* Problem details: Retype every line in the items below with no changes, and omit the pictures from your copy.

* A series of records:
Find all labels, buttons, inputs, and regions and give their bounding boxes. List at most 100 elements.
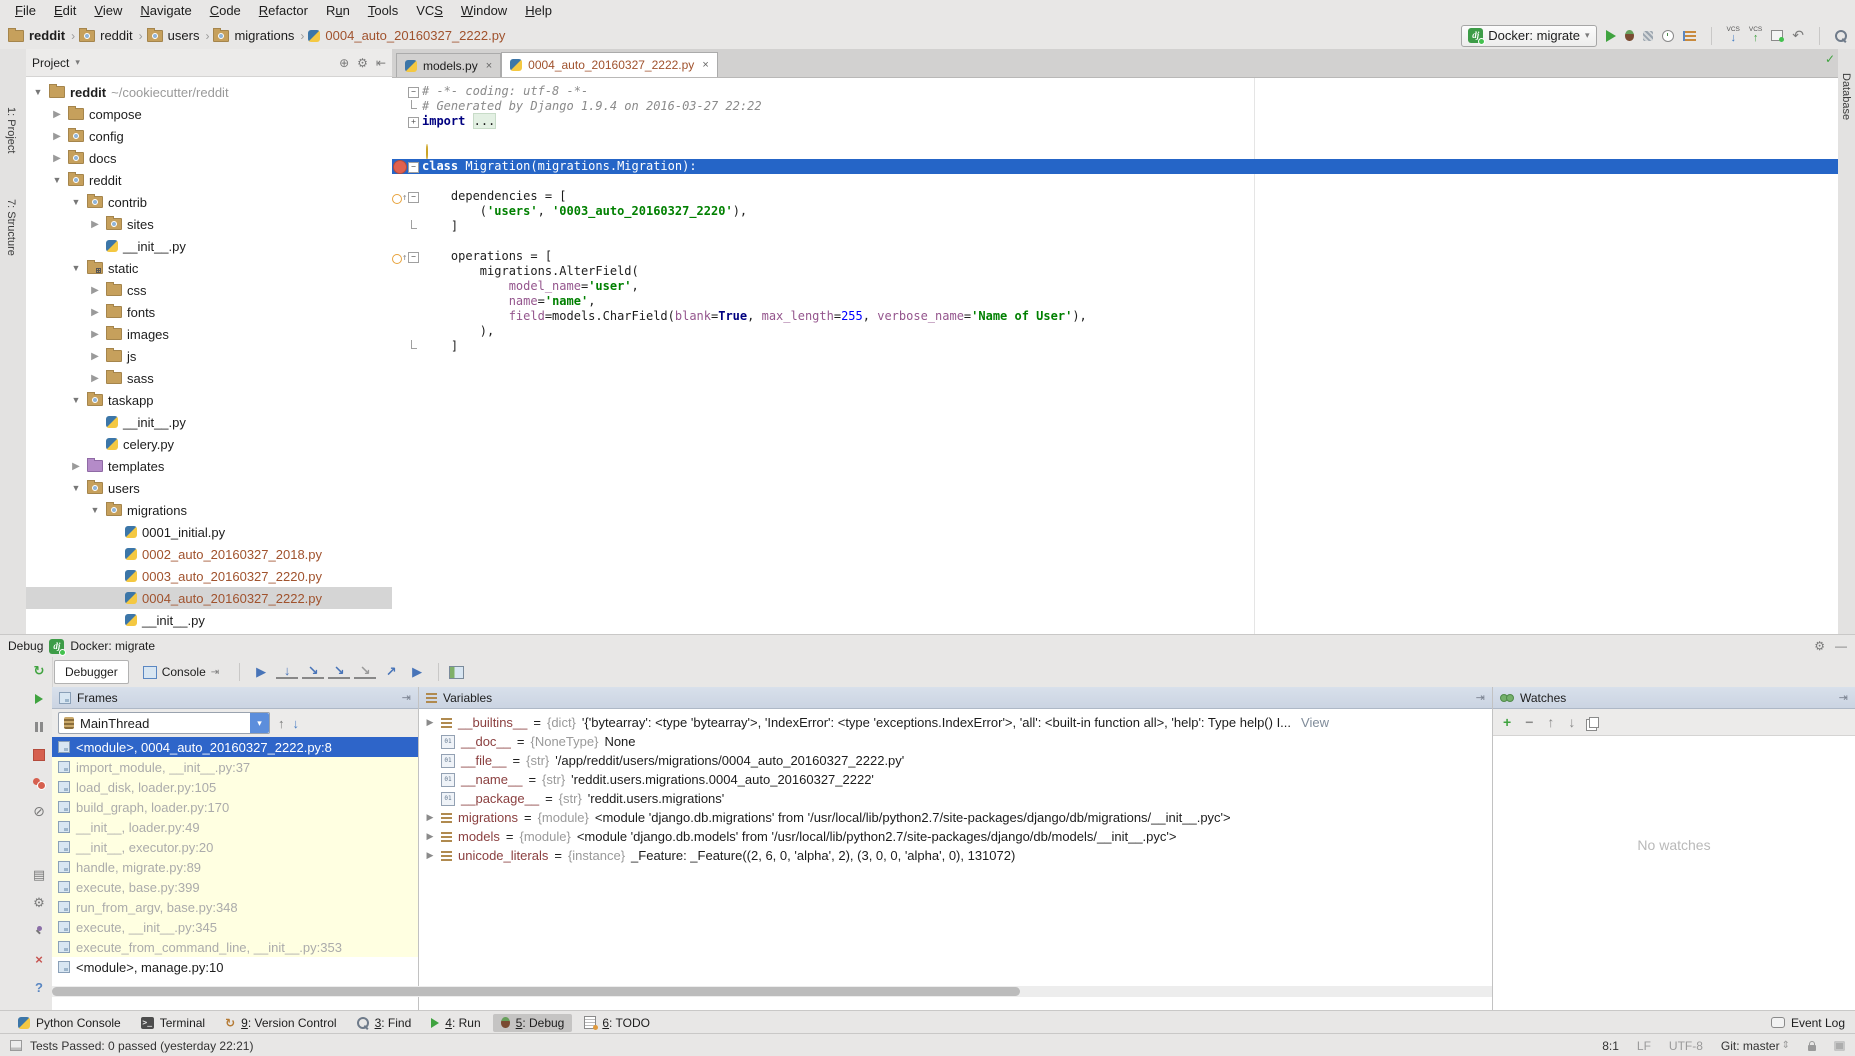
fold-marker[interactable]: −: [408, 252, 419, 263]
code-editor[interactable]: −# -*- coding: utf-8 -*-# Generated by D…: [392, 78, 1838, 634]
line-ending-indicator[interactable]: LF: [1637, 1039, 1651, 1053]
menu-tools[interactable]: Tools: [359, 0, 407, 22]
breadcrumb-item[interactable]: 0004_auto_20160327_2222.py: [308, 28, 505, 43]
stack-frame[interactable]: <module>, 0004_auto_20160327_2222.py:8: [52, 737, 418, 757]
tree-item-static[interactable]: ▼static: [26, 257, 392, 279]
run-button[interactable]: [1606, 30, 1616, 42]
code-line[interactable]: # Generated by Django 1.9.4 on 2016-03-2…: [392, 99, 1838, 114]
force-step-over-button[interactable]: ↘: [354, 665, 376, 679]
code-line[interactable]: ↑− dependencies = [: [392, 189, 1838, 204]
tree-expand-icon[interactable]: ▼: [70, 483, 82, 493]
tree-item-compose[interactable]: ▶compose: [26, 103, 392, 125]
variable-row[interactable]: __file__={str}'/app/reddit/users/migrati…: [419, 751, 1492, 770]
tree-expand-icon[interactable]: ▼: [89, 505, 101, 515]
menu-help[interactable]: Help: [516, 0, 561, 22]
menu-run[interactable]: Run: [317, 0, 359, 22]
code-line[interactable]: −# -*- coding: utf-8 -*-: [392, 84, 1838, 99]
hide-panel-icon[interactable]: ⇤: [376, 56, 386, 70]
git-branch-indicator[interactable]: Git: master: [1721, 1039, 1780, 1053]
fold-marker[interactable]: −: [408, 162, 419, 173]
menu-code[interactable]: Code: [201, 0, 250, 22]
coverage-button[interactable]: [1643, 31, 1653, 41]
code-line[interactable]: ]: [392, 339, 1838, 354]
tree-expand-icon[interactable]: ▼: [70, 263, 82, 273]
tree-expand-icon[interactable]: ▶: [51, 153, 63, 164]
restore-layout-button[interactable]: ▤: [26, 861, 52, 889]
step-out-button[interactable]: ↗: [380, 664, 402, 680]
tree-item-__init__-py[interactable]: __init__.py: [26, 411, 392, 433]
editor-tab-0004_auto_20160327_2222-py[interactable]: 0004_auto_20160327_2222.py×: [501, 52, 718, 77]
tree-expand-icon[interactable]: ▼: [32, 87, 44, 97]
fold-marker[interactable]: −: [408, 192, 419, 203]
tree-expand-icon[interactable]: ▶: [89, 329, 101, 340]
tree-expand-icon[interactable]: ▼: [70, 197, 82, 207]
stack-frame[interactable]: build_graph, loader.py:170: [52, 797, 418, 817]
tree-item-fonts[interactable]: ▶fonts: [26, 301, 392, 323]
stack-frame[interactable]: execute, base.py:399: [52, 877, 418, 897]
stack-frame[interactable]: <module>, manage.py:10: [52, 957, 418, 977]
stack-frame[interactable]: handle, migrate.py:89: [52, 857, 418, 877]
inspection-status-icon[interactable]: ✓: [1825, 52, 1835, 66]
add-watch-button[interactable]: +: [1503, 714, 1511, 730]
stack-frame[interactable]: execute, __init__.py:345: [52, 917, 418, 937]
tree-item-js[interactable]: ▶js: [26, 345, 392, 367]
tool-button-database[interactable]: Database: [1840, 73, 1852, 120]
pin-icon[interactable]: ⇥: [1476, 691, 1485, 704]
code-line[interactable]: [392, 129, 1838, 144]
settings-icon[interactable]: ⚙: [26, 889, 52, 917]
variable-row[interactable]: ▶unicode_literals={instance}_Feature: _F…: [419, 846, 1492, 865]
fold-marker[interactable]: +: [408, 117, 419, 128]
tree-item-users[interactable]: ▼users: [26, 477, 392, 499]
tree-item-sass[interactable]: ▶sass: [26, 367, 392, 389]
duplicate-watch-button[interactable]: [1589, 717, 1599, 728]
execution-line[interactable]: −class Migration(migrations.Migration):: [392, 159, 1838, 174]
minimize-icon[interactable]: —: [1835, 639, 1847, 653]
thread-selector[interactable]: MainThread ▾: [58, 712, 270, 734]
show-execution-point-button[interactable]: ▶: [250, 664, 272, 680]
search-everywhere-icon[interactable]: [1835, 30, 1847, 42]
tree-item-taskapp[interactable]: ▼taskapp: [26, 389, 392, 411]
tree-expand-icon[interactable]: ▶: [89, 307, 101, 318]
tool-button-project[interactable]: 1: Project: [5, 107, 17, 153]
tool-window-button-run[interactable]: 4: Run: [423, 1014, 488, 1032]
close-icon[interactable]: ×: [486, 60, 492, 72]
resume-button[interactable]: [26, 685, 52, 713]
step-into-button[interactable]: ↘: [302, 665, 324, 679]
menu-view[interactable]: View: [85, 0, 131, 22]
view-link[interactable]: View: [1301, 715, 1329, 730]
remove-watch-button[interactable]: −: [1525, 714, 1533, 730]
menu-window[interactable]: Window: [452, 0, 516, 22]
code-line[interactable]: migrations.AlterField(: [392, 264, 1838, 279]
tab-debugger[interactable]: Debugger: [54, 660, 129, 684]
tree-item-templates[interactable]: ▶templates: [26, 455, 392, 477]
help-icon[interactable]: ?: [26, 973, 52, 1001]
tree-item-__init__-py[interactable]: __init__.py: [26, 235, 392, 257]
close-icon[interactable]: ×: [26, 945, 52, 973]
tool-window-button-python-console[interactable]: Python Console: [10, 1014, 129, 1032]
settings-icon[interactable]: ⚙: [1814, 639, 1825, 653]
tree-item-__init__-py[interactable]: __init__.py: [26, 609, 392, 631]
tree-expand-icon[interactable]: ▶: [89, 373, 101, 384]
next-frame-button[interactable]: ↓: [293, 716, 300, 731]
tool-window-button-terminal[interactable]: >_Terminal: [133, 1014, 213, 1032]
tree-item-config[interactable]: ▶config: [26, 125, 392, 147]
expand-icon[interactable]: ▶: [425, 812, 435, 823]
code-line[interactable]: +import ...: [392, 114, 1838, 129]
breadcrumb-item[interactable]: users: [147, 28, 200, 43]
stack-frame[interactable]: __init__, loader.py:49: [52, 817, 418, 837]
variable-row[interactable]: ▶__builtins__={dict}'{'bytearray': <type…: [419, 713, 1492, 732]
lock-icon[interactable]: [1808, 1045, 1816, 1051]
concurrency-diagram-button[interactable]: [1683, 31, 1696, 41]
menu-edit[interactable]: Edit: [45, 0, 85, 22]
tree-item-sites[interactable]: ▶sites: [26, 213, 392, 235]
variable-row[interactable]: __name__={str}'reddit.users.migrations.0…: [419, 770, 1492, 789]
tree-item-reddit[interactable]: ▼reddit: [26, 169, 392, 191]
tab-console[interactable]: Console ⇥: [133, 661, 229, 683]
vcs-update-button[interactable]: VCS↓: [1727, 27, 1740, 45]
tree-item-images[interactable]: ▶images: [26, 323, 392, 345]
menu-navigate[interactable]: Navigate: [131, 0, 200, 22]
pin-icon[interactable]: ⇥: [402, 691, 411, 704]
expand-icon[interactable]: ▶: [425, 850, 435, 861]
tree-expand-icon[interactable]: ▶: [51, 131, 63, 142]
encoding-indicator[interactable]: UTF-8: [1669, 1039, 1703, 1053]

* Exercise result:
Find all labels, buttons, inputs, and regions and give their bounding boxes. List at most 100 elements.
fold-marker[interactable]: −: [408, 252, 419, 263]
code-editor[interactable]: −# -*- coding: utf-8 -*-# Generated by D…: [392, 78, 1838, 634]
line-ending-indicator[interactable]: LF: [1637, 1039, 1651, 1053]
menu-tools[interactable]: Tools: [359, 0, 407, 22]
breadcrumb-item[interactable]: 0004_auto_20160327_2222.py: [308, 28, 505, 43]
stack-frame[interactable]: <module>, 0004_auto_20160327_2222.py:8: [52, 737, 418, 757]
tree-item-static[interactable]: ▼static: [26, 257, 392, 279]
run-button[interactable]: [1606, 30, 1616, 42]
code-line[interactable]: # Generated by Django 1.9.4 on 2016-03-2…: [392, 99, 1838, 114]
force-step-over-button[interactable]: ↘: [354, 665, 376, 679]
code-line[interactable]: ↑− dependencies = [: [392, 189, 1838, 204]
tree-expand-icon[interactable]: ▼: [70, 483, 82, 493]
tree-item-compose[interactable]: ▶compose: [26, 103, 392, 125]
variable-row[interactable]: __file__={str}'/app/reddit/users/migrati…: [419, 751, 1492, 770]
tree-expand-icon[interactable]: ▼: [89, 505, 101, 515]
menu-help[interactable]: Help: [516, 0, 561, 22]
menu-run[interactable]: Run: [317, 0, 359, 22]
code-line[interactable]: −# -*- coding: utf-8 -*-: [392, 84, 1838, 99]
hide-panel-icon[interactable]: ⇤: [376, 56, 386, 70]
git-branch-indicator[interactable]: Git: master: [1721, 1039, 1780, 1053]
fold-marker[interactable]: −: [408, 162, 419, 173]
menu-code[interactable]: Code: [201, 0, 250, 22]
coverage-button[interactable]: [1643, 31, 1653, 41]
code-line[interactable]: ]: [392, 339, 1838, 354]
tree-expand-icon[interactable]: ▼: [70, 263, 82, 273]
tree-expand-icon[interactable]: ▶: [51, 153, 63, 164]
restore-layout-button[interactable]: ▤: [26, 861, 52, 889]
step-out-button[interactable]: ↗: [380, 664, 402, 680]
tree-item-__init__-py[interactable]: __init__.py: [26, 411, 392, 433]
editor-tab-0004_auto_20160327_2222-py[interactable]: 0004_auto_20160327_2222.py×: [501, 52, 718, 77]
tree-expand-icon[interactable]: ▼: [32, 87, 44, 97]
fold-marker[interactable]: −: [408, 192, 419, 203]
tree-expand-icon[interactable]: ▶: [89, 329, 101, 340]
tree-expand-icon[interactable]: ▼: [70, 197, 82, 207]
stack-frame[interactable]: build_graph, loader.py:170: [52, 797, 418, 817]
tree-item-fonts[interactable]: ▶fonts: [26, 301, 392, 323]
stack-frame[interactable]: execute, base.py:399: [52, 877, 418, 897]
stack-frame[interactable]: <module>, manage.py:10: [52, 957, 418, 977]
stack-frame[interactable]: handle, migrate.py:89: [52, 857, 418, 877]
inspection-status-icon[interactable]: ✓: [1825, 52, 1835, 66]
add-watch-button[interactable]: +: [1503, 714, 1511, 730]
stack-frame[interactable]: execute, __init__.py:345: [52, 917, 418, 937]
tree-item-js[interactable]: ▶js: [26, 345, 392, 367]
tool-button-database[interactable]: Database: [1840, 73, 1852, 120]
pin-icon[interactable]: ⇥: [1476, 691, 1485, 704]
code-line[interactable]: [392, 129, 1838, 144]
settings-icon[interactable]: ⚙: [26, 889, 52, 917]
variable-row[interactable]: ▶unicode_literals={instance}_Feature: _F…: [419, 846, 1492, 865]
fold-marker[interactable]: +: [408, 117, 419, 128]
tree-item-users[interactable]: ▼users: [26, 477, 392, 499]
tree-item-sass[interactable]: ▶sass: [26, 367, 392, 389]
duplicate-watch-button[interactable]: [1589, 717, 1599, 728]
execution-line[interactable]: −class Migration(migrations.Migration):: [392, 159, 1838, 174]
minimize-icon[interactable]: —: [1835, 639, 1847, 653]
thread-selector[interactable]: MainThread ▾: [58, 712, 270, 734]
show-execution-point-button[interactable]: ▶: [250, 664, 272, 680]
search-everywhere-icon[interactable]: [1835, 30, 1847, 42]
tree-item-taskapp[interactable]: ▼taskapp: [26, 389, 392, 411]
tree-expand-icon[interactable]: ▶: [89, 307, 101, 318]
tool-button-project[interactable]: 1: Project: [5, 107, 17, 153]
tool-window-button-run[interactable]: 4: Run: [423, 1014, 488, 1032]
close-icon[interactable]: ×: [486, 60, 492, 72]
resume-button[interactable]: [26, 685, 52, 713]
step-into-button[interactable]: ↘: [302, 665, 324, 679]
menu-view[interactable]: View: [85, 0, 131, 22]
view-link[interactable]: View: [1301, 715, 1329, 730]
remove-watch-button[interactable]: −: [1525, 714, 1533, 730]
menu-window[interactable]: Window: [452, 0, 516, 22]
code-line[interactable]: migrations.AlterField(: [392, 264, 1838, 279]
tab-debugger[interactable]: Debugger: [54, 660, 129, 684]
tree-item-templates[interactable]: ▶templates: [26, 455, 392, 477]
help-icon[interactable]: ?: [26, 973, 52, 1001]
tree-item-__init__-py[interactable]: __init__.py: [26, 235, 392, 257]
close-icon[interactable]: ×: [26, 945, 52, 973]
tool-window-button-python-console[interactable]: Python Console: [10, 1014, 129, 1032]
settings-icon[interactable]: ⚙: [1814, 639, 1825, 653]
tree-item-__init__-py[interactable]: __init__.py: [26, 609, 392, 631]
tree-expand-icon[interactable]: ▶: [89, 373, 101, 384]
next-frame-button[interactable]: ↓: [293, 716, 300, 731]
tool-window-button-terminal[interactable]: >_Terminal: [133, 1014, 213, 1032]
tree-item-config[interactable]: ▶config: [26, 125, 392, 147]
expand-icon[interactable]: ▶: [425, 812, 435, 823]
code-line[interactable]: +import ...: [392, 114, 1838, 129]
breadcrumb-item[interactable]: users: [147, 28, 200, 43]
stack-frame[interactable]: __init__, loader.py:49: [52, 817, 418, 837]
variable-row[interactable]: ▶__builtins__={dict}'{'bytearray': <type…: [419, 713, 1492, 732]
lock-icon[interactable]: [1808, 1045, 1816, 1051]
concurrency-diagram-button[interactable]: [1683, 31, 1696, 41]
menu-edit[interactable]: Edit: [45, 0, 85, 22]
tree-item-sites[interactable]: ▶sites: [26, 213, 392, 235]
variable-row[interactable]: __name__={str}'reddit.users.migrations.0…: [419, 770, 1492, 789]
tree-item-reddit[interactable]: ▼reddit: [26, 169, 392, 191]
tab-console[interactable]: Console ⇥: [133, 661, 229, 683]
vcs-update-button[interactable]: VCS↓: [1727, 27, 1740, 45]
tree-item-images[interactable]: ▶images: [26, 323, 392, 345]
menu-navigate[interactable]: Navigate: [131, 0, 200, 22]
pin-icon[interactable]: ⇥: [402, 691, 411, 704]
expand-icon[interactable]: ▶: [425, 850, 435, 861]
tree-expand-icon[interactable]: ▶: [51, 131, 63, 142]
encoding-indicator[interactable]: UTF-8: [1669, 1039, 1703, 1053]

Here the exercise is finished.